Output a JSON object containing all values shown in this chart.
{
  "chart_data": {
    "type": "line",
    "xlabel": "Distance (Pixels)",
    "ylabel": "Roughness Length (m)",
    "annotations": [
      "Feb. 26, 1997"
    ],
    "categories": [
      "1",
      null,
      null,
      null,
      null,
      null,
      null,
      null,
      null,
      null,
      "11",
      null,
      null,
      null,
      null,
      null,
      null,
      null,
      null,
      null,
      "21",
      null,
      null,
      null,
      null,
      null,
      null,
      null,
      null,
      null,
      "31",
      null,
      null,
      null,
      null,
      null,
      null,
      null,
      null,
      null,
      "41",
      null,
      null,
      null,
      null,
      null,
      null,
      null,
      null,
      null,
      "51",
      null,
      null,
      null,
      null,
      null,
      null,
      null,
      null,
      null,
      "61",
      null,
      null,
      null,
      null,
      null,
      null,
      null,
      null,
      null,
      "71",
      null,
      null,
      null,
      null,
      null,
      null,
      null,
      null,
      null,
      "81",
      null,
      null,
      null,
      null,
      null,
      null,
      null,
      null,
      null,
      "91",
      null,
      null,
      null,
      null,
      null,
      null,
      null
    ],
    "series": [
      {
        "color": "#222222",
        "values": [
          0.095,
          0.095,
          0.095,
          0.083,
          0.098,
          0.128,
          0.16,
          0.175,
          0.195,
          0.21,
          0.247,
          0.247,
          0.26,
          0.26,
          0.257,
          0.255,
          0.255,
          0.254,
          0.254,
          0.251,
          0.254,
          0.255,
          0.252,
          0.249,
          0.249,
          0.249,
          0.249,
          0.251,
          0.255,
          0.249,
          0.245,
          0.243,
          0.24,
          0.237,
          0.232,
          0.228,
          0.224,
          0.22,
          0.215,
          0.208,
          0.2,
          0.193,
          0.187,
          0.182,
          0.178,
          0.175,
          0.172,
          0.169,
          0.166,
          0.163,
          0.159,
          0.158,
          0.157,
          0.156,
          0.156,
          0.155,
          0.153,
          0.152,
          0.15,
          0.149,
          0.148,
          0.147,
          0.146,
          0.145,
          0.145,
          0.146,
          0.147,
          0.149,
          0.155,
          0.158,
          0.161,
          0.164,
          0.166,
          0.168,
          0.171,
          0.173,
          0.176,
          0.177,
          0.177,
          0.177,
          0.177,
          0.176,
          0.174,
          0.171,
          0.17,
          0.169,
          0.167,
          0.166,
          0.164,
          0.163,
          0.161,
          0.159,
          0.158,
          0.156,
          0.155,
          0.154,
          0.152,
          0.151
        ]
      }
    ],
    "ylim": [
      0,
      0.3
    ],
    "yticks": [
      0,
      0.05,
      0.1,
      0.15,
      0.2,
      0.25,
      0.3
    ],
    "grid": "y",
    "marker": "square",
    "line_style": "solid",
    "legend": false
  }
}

************

Direction - Give the listing again, word for word.

Task output -
Output a JSON object containing all values shown in this chart.
{
  "chart_data": {
    "type": "line",
    "xlabel": "Distance (Pixels)",
    "ylabel": "Roughness Length (m)",
    "annotations": [
      "Feb. 26, 1997"
    ],
    "categories": [
      "1",
      null,
      null,
      null,
      null,
      null,
      null,
      null,
      null,
      null,
      "11",
      null,
      null,
      null,
      null,
      null,
      null,
      null,
      null,
      null,
      "21",
      null,
      null,
      null,
      null,
      null,
      null,
      null,
      null,
      null,
      "31",
      null,
      null,
      null,
      null,
      null,
      null,
      null,
      null,
      null,
      "41",
      null,
      null,
      null,
      null,
      null,
      null,
      null,
      null,
      null,
      "51",
      null,
      null,
      null,
      null,
      null,
      null,
      null,
      null,
      null,
      "61",
      null,
      null,
      null,
      null,
      null,
      null,
      null,
      null,
      null,
      "71",
      null,
      null,
      null,
      null,
      null,
      null,
      null,
      null,
      null,
      "81",
      null,
      null,
      null,
      null,
      null,
      null,
      null,
      null,
      null,
      "91",
      null,
      null,
      null,
      null,
      null,
      null,
      null
    ],
    "series": [
      {
        "color": "#222222",
        "values": [
          0.095,
          0.095,
          0.095,
          0.083,
          0.098,
          0.128,
          0.16,
          0.175,
          0.195,
          0.21,
          0.247,
          0.247,
          0.26,
          0.26,
          0.257,
          0.255,
          0.255,
          0.254,
          0.254,
          0.251,
          0.254,
          0.255,
          0.252,
          0.249,
          0.249,
          0.249,
          0.249,
          0.251,
          0.255,
          0.249,
          0.245,
          0.243,
          0.24,
          0.237,
          0.232,
          0.228,
          0.224,
          0.22,
          0.215,
          0.208,
          0.2,
          0.193,
          0.187,
          0.182,
          0.178,
          0.175,
          0.172,
          0.169,
          0.166,
          0.163,
          0.159,
          0.158,
          0.157,
          0.156,
          0.156,
          0.155,
          0.153,
          0.152,
          0.15,
          0.149,
          0.148,
          0.147,
          0.146,
          0.145,
          0.145,
          0.146,
          0.147,
          0.149,
          0.155,
          0.158,
          0.161,
          0.164,
          0.166,
          0.168,
          0.171,
          0.173,
          0.176,
          0.177,
          0.177,
          0.177,
          0.177,
          0.176,
          0.174,
          0.171,
          0.17,
          0.169,
          0.167,
          0.166,
          0.164,
          0.163,
          0.161,
          0.159,
          0.158,
          0.156,
          0.155,
          0.154,
          0.152,
          0.151
        ]
      }
    ],
    "ylim": [
      0,
      0.3
    ],
    "yticks": [
      0,
      0.05,
      0.1,
      0.15,
      0.2,
      0.25,
      0.3
    ],
    "grid": "y",
    "marker": "square",
    "line_style": "solid",
    "legend": false
  }
}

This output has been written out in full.